STATED EXERCISE - Write out the material exactly. Do not include the pictures.

◇ ◇ ◇ ◇ ◇

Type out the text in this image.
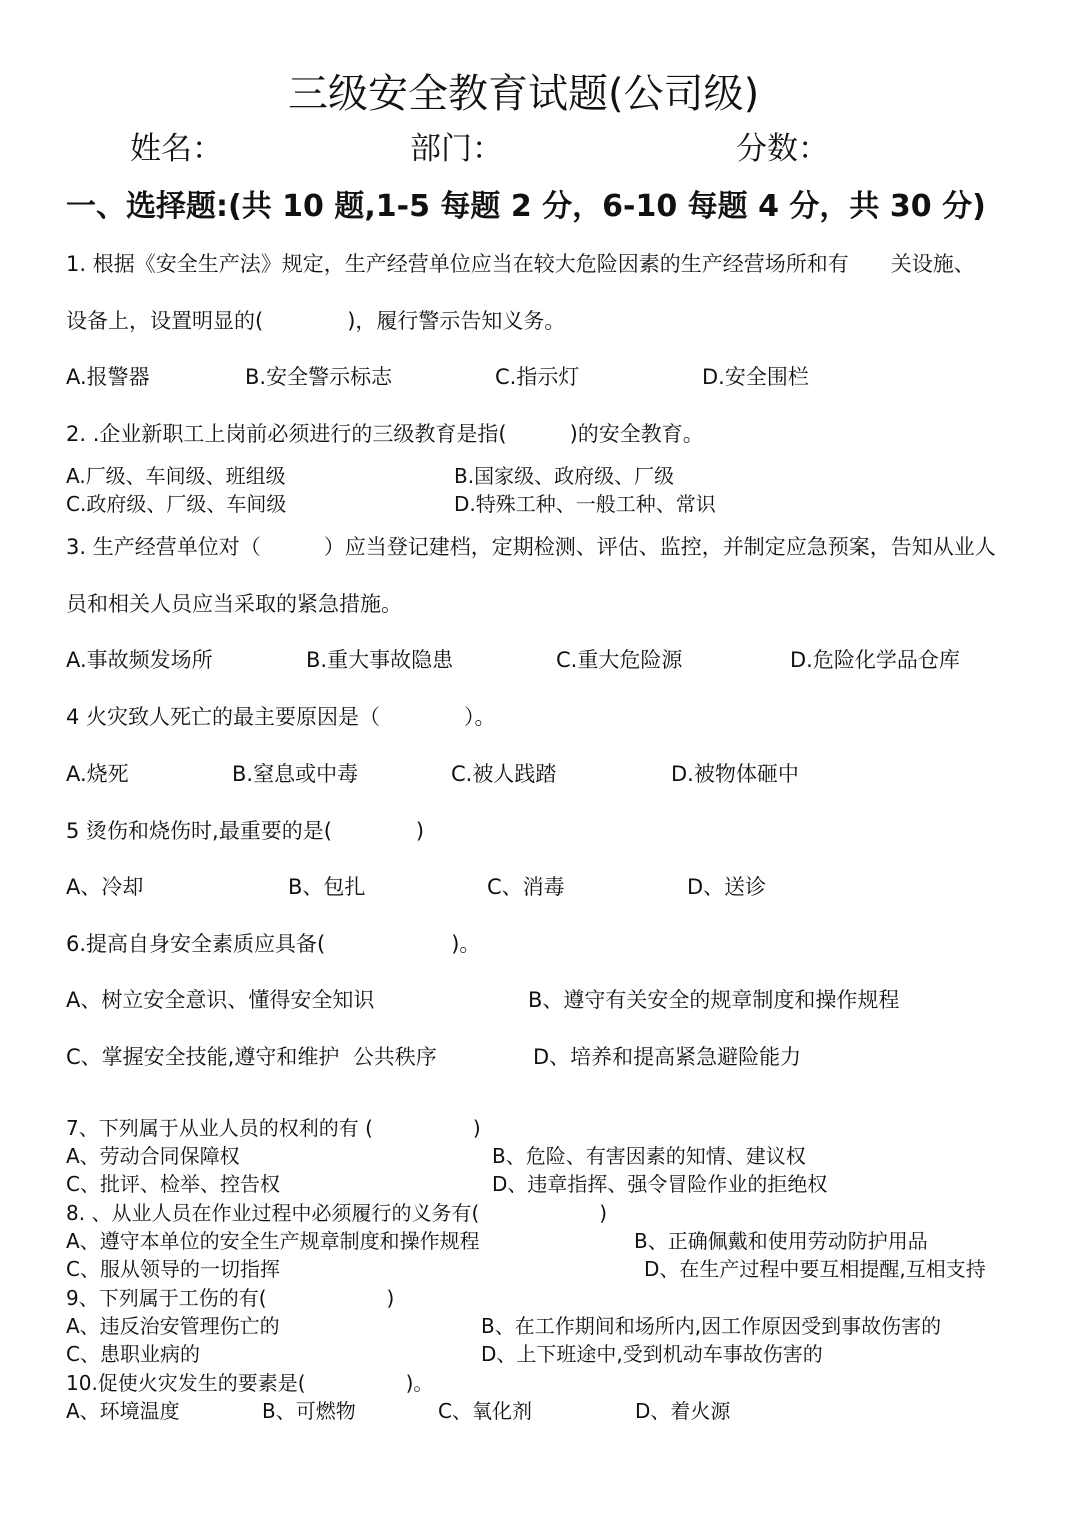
三级安全教育试题(公司级)
姓名：	部门：	分数：
一、选择题:(共 10 题,1-5 每题 2 分，6-10 每题 4 分，共 30 分)
1. 根据《安全生产法》规定，生产经营单位应当在较大危险因素的生产经营场所和有　　关设施、
设备上，设置明显的(　　　　)，履行警示告知义务。
A.报警器	B.安全警示标志	C.指示灯	D.安全围栏
2. .企业新职工上岗前必须进行的三级教育是指(　　　)的安全教育。
A.厂级、车间级、班组级	B.国家级、政府级、厂级
C.政府级、厂级、车间级	D.特殊工种、一般工种、常识
3. 生产经营单位对（　　　）应当登记建档，定期检测、评估、监控，并制定应急预案，告知从业人
员和相关人员应当采取的紧急措施。
A.事故频发场所	B.重大事故隐患	C.重大危险源	D.危险化学品仓库
4 火灾致人死亡的最主要原因是（　　　　）。
A.烧死	B.窒息或中毒	C.被人践踏	D.被物体砸中
5 烫伤和烧伤时,最重要的是(　　　　)
A、冷却	B、包扎	C、消毒	D、送诊
6.提高自身安全素质应具备(　　　　　　)。
A、树立安全意识、懂得安全知识	B、遵守有关安全的规章制度和操作规程
C、掌握安全技能,遵守和维护  公共秩序	D、培养和提高紧急避险能力
7、下列属于从业人员的权利的有 (　　　　　)
A、劳动合同保障权	B、危险、有害因素的知情、建议权
C、批评、检举、控告权	D、违章指挥、强令冒险作业的拒绝权
8. 、从业人员在作业过程中必须履行的义务有(　　　　　　)
A、遵守本单位的安全生产规章制度和操作规程	B、正确佩戴和使用劳动防护用品
C、服从领导的一切指挥	D、在生产过程中要互相提醒,互相支持
9、下列属于工伤的有(　　　　　　)
A、违反治安管理伤亡的	B、在工作期间和场所内,因工作原因受到事故伤害的
C、患职业病的	D、上下班途中,受到机动车事故伤害的
10.促使火灾发生的要素是(　　　　　)。
A、环境温度	B、可燃物	C、氧化剂	D、着火源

◇ ◇ ◇ ◇ ◇

PROBLEM SOLUTION -
Type out the text in this image.
三级安全教育试题(公司级)
姓名：	部门：	分数：
一、选择题:(共 10 题,1-5 每题 2 分，6-10 每题 4 分，共 30 分)
1. 根据《安全生产法》规定，生产经营单位应当在较大危险因素的生产经营场所和有　　关设施、
设备上，设置明显的(　　　　)，履行警示告知义务。
A.报警器	B.安全警示标志	C.指示灯	D.安全围栏
2. .企业新职工上岗前必须进行的三级教育是指(　　　)的安全教育。
A.厂级、车间级、班组级	B.国家级、政府级、厂级
C.政府级、厂级、车间级	D.特殊工种、一般工种、常识
3. 生产经营单位对（　　　）应当登记建档，定期检测、评估、监控，并制定应急预案，告知从业人
员和相关人员应当采取的紧急措施。
A.事故频发场所	B.重大事故隐患	C.重大危险源	D.危险化学品仓库
4 火灾致人死亡的最主要原因是（　　　　）。
A.烧死	B.窒息或中毒	C.被人践踏	D.被物体砸中
5 烫伤和烧伤时,最重要的是(　　　　)
A、冷却	B、包扎	C、消毒	D、送诊
6.提高自身安全素质应具备(　　　　　　)。
A、树立安全意识、懂得安全知识	B、遵守有关安全的规章制度和操作规程
C、掌握安全技能,遵守和维护  公共秩序	D、培养和提高紧急避险能力
7、下列属于从业人员的权利的有 (　　　　　)
A、劳动合同保障权	B、危险、有害因素的知情、建议权
C、批评、检举、控告权	D、违章指挥、强令冒险作业的拒绝权
8. 、从业人员在作业过程中必须履行的义务有(　　　　　　)
A、遵守本单位的安全生产规章制度和操作规程	B、正确佩戴和使用劳动防护用品
C、服从领导的一切指挥	D、在生产过程中要互相提醒,互相支持
9、下列属于工伤的有(　　　　　　)
A、违反治安管理伤亡的	B、在工作期间和场所内,因工作原因受到事故伤害的
C、患职业病的	D、上下班途中,受到机动车事故伤害的
10.促使火灾发生的要素是(　　　　　)。
A、环境温度	B、可燃物	C、氧化剂	D、着火源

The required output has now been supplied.